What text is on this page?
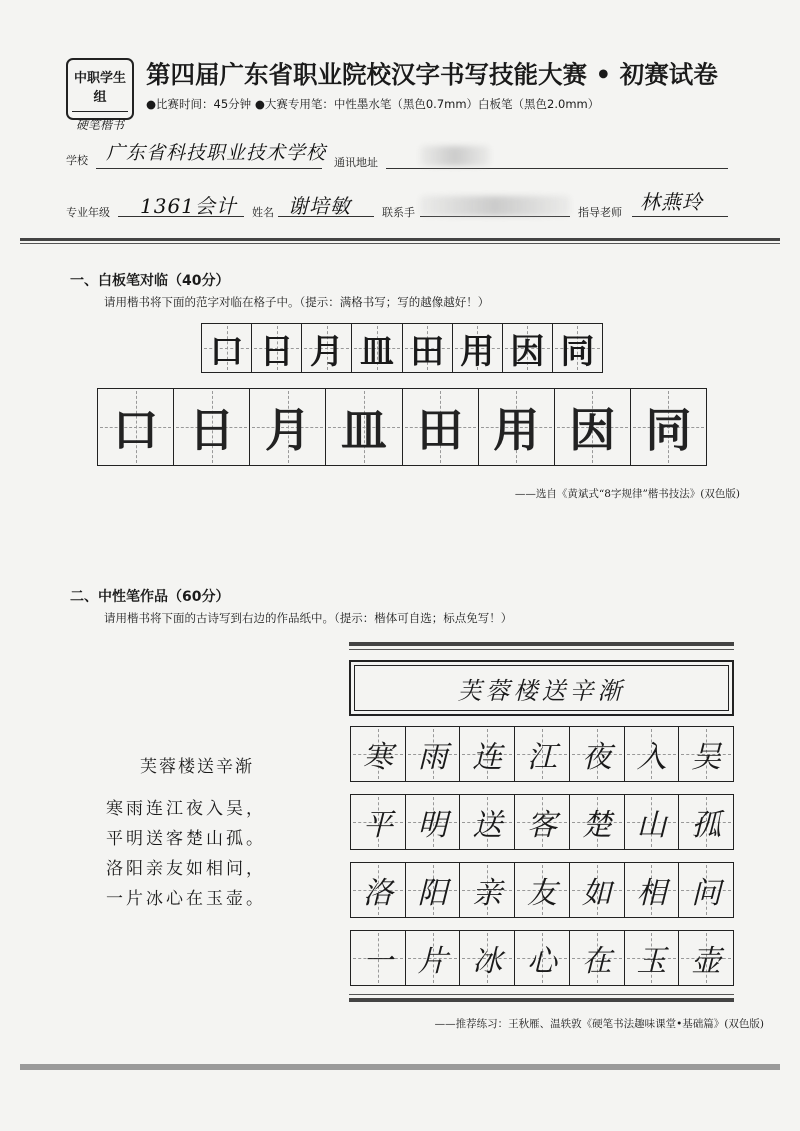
中职学生组
硬笔楷书
第四届广东省职业院校汉字书写技能大赛 • 初赛试卷
●比赛时间：45分钟 ●大赛专用笔：中性墨水笔（黑色0.7mm）白板笔（黑色2.0mm）
学校 广东省科技职业技术学校 通讯地址
专业年级 1361会计 姓名 谢培敏	联系手	指导老师 林燕玲
一、白板笔对临（40分）
请用楷书将下面的范字对临在格子中。（提示：满格书写；写的越像越好！）
口 日 月 皿 田 用 因 同
口 日 月 皿 田 用 因 同
——选自《黄斌式“8字规律”楷书技法》(双色版)
二、中性笔作品（60分）
请用楷书将下面的古诗写到右边的作品纸中。（提示：楷体可自选；标点免写！）
芙蓉楼送辛渐
寒雨连江夜入吴，
平明送客楚山孤。
洛阳亲友如相问，
一片冰心在玉壶。
芙蓉楼送辛渐
寒 雨 连 江 夜 入 吴
平 明 送 客 楚 山 孤
洛 阳 亲 友 如 相 问
一 片 冰 心 在 玉 壶
——推荐练习：王秋雁、温轶敦《硬笔书法趣味课堂•基础篇》(双色版)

> _PROBLEM TO SOLVE_
Repeat each entry above word for word, leaving every picture out.

> _SOLUTION_
What text is on this page?
中职学生组
硬笔楷书
第四届广东省职业院校汉字书写技能大赛 • 初赛试卷
●比赛时间：45分钟 ●大赛专用笔：中性墨水笔（黑色0.7mm）白板笔（黑色2.0mm）
学校 广东省科技职业技术学校 通讯地址
专业年级 1361会计 姓名 谢培敏	联系手	指导老师 林燕玲
一、白板笔对临（40分）
请用楷书将下面的范字对临在格子中。（提示：满格书写；写的越像越好！）
口 日 月 皿 田 用 因 同
口 日 月 皿 田 用 因 同
——选自《黄斌式“8字规律”楷书技法》(双色版)
二、中性笔作品（60分）
请用楷书将下面的古诗写到右边的作品纸中。（提示：楷体可自选；标点免写！）
芙蓉楼送辛渐
寒雨连江夜入吴，
平明送客楚山孤。
洛阳亲友如相问，
一片冰心在玉壶。
芙蓉楼送辛渐
寒 雨 连 江 夜 入 吴
平 明 送 客 楚 山 孤
洛 阳 亲 友 如 相 问
一 片 冰 心 在 玉 壶
——推荐练习：王秋雁、温轶敦《硬笔书法趣味课堂•基础篇》(双色版)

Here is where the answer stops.